## START EXERCISE DATA

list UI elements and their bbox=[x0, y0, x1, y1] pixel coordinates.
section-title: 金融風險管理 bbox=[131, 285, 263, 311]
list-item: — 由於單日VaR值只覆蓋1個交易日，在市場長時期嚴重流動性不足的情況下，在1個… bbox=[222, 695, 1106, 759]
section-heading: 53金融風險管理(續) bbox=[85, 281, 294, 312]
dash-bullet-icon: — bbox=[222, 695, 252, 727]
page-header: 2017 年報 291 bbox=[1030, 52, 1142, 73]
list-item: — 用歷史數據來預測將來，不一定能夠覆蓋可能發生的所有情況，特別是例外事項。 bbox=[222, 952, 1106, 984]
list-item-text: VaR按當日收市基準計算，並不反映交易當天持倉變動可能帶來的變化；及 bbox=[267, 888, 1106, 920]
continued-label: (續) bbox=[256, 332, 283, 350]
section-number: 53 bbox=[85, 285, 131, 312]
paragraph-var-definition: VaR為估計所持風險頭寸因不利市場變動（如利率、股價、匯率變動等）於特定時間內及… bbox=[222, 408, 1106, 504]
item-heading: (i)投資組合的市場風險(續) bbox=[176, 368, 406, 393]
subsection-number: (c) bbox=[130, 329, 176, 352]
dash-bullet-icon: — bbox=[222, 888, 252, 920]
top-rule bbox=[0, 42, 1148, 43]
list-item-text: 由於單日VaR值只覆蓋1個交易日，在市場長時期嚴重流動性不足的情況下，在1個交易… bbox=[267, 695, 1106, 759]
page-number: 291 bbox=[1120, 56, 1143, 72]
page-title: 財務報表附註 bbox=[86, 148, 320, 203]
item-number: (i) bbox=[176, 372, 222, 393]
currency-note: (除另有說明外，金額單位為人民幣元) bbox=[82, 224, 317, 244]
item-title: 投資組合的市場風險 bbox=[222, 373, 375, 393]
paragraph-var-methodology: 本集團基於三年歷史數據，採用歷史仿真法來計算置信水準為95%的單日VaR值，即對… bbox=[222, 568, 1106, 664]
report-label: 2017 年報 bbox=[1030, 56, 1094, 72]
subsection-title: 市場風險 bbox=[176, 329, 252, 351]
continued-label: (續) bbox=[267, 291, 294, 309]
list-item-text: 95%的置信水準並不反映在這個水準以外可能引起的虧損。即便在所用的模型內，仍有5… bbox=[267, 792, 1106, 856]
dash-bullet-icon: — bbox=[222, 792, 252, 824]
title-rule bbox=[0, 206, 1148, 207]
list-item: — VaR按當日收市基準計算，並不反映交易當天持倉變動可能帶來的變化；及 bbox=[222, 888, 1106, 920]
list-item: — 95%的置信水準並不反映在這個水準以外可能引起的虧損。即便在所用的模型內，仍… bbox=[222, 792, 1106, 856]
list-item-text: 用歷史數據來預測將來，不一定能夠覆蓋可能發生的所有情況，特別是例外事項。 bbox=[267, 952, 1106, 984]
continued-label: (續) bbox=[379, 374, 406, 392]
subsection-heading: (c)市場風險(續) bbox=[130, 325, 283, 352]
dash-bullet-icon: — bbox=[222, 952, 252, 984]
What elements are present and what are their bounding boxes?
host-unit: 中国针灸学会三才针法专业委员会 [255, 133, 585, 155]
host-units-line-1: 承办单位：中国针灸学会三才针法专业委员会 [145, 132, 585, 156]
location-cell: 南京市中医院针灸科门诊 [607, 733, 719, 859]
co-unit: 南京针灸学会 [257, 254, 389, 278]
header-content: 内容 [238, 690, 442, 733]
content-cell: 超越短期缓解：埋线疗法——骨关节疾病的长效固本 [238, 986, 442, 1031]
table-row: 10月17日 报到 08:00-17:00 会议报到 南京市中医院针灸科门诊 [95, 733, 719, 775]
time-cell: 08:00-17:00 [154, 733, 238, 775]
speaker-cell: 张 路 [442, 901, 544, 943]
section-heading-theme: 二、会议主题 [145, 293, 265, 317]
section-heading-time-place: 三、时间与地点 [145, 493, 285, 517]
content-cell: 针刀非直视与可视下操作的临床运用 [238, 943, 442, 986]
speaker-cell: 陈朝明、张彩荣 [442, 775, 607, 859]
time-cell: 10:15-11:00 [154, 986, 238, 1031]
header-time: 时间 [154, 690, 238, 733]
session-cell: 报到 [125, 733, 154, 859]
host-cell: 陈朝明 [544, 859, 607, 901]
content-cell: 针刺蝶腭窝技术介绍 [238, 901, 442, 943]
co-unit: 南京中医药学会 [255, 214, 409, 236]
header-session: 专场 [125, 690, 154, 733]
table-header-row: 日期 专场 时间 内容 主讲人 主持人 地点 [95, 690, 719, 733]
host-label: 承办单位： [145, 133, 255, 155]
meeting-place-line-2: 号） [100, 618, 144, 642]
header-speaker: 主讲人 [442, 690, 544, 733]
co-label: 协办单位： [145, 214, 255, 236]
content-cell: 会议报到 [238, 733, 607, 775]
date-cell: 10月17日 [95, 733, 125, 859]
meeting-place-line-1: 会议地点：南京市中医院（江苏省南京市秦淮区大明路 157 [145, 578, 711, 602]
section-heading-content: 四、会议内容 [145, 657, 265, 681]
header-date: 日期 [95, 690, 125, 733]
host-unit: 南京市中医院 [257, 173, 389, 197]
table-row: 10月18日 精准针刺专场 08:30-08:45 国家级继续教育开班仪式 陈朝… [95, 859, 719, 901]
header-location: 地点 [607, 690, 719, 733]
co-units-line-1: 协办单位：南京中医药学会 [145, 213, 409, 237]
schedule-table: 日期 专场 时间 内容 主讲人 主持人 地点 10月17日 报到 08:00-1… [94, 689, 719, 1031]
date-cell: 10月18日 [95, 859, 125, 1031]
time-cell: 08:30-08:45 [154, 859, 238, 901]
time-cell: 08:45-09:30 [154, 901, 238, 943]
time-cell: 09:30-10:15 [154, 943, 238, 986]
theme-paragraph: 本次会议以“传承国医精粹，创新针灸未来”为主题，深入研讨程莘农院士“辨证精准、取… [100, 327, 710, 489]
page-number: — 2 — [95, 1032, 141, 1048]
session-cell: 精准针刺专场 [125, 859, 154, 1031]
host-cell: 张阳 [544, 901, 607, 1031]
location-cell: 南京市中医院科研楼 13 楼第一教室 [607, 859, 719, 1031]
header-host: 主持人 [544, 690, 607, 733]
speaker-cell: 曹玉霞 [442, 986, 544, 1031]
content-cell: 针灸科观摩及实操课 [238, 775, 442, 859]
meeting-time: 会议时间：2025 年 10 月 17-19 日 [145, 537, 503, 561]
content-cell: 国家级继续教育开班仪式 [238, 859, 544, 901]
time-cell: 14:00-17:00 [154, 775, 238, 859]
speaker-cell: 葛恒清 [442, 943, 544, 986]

## END EXERCISE DATA

Can you reproduce the records word for word, from their very first line through the line containing "page-title: 財務報表附註 bbox=[86, 148, 320, 203]", with that last line included?

list UI elements and their bbox=[x0, y0, x1, y1] pixel coordinates.
section-title: 金融風險管理 bbox=[131, 285, 263, 311]
list-item: — 由於單日VaR值只覆蓋1個交易日，在市場長時期嚴重流動性不足的情況下，在1個… bbox=[222, 695, 1106, 759]
section-heading: 53金融風險管理(續) bbox=[85, 281, 294, 312]
dash-bullet-icon: — bbox=[222, 695, 252, 727]
page-header: 2017 年報 291 bbox=[1030, 52, 1142, 73]
list-item: — 用歷史數據來預測將來，不一定能夠覆蓋可能發生的所有情況，特別是例外事項。 bbox=[222, 952, 1106, 984]
list-item-text: VaR按當日收市基準計算，並不反映交易當天持倉變動可能帶來的變化；及 bbox=[267, 888, 1106, 920]
continued-label: (續) bbox=[256, 332, 283, 350]
section-number: 53 bbox=[85, 285, 131, 312]
paragraph-var-definition: VaR為估計所持風險頭寸因不利市場變動（如利率、股價、匯率變動等）於特定時間內及… bbox=[222, 408, 1106, 504]
item-heading: (i)投資組合的市場風險(續) bbox=[176, 368, 406, 393]
subsection-number: (c) bbox=[130, 329, 176, 352]
dash-bullet-icon: — bbox=[222, 888, 252, 920]
top-rule bbox=[0, 42, 1148, 43]
list-item-text: 由於單日VaR值只覆蓋1個交易日，在市場長時期嚴重流動性不足的情況下，在1個交易… bbox=[267, 695, 1106, 759]
page-number: 291 bbox=[1120, 56, 1143, 72]
page-title: 財務報表附註 bbox=[86, 148, 320, 203]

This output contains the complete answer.